■ **Instruction**
Check each line of the data for "CITATIONS" and select those that have it.

■ **Provided records**
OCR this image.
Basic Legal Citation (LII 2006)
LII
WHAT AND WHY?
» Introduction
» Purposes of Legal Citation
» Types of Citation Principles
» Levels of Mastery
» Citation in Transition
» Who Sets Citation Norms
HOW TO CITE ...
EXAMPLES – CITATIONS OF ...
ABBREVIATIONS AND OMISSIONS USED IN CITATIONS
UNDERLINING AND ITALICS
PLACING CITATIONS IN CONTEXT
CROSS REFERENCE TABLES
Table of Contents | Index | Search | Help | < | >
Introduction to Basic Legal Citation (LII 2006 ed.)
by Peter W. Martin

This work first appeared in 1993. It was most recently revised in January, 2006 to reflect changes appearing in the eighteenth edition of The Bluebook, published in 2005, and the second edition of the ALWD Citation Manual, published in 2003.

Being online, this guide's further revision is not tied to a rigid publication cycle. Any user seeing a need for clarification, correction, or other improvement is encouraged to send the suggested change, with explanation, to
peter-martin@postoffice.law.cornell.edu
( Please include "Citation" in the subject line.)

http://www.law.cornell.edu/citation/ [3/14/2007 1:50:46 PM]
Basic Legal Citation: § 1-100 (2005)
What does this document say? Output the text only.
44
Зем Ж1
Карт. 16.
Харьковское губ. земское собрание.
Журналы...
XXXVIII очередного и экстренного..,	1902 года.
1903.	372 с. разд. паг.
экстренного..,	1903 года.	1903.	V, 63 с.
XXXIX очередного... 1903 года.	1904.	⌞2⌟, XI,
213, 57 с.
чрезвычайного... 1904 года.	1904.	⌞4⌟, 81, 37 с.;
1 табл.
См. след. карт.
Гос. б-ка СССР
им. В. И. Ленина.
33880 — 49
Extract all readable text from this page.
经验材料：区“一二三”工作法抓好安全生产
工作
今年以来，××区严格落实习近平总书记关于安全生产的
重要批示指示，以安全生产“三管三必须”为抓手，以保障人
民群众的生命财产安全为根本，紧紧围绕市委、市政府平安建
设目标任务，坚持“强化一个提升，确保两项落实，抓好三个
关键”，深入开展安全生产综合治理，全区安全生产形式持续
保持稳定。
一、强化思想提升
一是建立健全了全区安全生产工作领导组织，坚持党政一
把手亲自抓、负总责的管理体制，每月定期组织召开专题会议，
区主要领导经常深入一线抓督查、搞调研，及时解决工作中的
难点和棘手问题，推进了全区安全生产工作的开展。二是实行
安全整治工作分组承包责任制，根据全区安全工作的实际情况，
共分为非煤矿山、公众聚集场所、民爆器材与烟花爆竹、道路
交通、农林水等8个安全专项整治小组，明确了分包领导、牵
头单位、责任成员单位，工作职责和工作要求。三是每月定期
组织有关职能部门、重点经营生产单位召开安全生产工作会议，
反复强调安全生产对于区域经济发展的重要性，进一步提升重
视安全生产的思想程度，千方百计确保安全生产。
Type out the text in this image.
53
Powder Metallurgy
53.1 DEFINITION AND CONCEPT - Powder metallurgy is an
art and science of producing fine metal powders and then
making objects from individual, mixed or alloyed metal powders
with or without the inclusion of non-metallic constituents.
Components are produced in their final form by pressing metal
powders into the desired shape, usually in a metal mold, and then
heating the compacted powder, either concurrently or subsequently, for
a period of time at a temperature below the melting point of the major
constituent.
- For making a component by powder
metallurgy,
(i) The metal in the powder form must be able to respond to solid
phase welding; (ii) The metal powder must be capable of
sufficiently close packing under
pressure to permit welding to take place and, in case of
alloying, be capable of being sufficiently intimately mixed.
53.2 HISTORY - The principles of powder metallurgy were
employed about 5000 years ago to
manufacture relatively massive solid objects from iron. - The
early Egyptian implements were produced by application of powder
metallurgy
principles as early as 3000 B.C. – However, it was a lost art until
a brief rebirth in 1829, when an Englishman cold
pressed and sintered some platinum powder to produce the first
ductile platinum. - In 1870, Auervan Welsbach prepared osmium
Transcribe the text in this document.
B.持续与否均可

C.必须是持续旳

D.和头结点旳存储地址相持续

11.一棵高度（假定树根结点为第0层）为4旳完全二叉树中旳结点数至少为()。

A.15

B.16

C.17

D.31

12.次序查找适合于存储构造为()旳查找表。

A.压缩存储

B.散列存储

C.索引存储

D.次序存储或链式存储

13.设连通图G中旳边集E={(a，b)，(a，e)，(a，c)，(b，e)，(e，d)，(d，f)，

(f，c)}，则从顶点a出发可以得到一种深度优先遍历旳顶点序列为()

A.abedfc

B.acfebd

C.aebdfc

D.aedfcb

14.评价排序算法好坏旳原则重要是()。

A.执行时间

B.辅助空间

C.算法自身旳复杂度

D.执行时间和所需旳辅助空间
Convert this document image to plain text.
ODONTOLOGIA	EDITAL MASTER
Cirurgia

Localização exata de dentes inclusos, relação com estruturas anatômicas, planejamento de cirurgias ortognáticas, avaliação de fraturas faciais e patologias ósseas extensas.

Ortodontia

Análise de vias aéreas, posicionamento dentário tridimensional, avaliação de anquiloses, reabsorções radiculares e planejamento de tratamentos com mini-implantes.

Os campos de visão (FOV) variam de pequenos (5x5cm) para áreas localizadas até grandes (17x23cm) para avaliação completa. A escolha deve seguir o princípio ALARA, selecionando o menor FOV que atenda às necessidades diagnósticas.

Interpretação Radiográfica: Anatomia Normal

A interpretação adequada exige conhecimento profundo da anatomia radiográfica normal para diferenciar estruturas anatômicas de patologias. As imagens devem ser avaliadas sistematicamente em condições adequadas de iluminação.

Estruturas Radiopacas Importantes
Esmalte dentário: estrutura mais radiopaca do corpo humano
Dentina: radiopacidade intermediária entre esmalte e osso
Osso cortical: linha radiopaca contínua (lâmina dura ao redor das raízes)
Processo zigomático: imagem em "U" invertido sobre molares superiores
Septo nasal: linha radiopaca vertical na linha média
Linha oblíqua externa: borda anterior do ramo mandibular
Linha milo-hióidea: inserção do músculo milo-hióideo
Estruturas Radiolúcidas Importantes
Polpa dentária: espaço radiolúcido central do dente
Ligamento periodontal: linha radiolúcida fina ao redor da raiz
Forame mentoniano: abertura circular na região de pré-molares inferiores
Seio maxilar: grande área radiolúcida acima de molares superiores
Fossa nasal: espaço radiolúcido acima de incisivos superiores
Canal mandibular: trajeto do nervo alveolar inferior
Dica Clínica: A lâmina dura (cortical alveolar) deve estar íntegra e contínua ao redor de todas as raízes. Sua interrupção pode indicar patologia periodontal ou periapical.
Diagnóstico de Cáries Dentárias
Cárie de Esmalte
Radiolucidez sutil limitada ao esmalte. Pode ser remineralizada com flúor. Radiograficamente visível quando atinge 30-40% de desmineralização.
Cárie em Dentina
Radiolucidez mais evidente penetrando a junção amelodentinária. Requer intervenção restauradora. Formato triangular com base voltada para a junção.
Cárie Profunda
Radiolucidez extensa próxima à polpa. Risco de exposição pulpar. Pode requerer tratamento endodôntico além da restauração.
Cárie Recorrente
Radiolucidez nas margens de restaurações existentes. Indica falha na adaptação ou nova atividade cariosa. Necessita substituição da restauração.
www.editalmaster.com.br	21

■ **Output**
EXAMPLES – CITATIONS OF ...
ABBREVIATIONS AND OMISSIONS USED IN CITATIONS
PLACING CITATIONS IN CONTEXT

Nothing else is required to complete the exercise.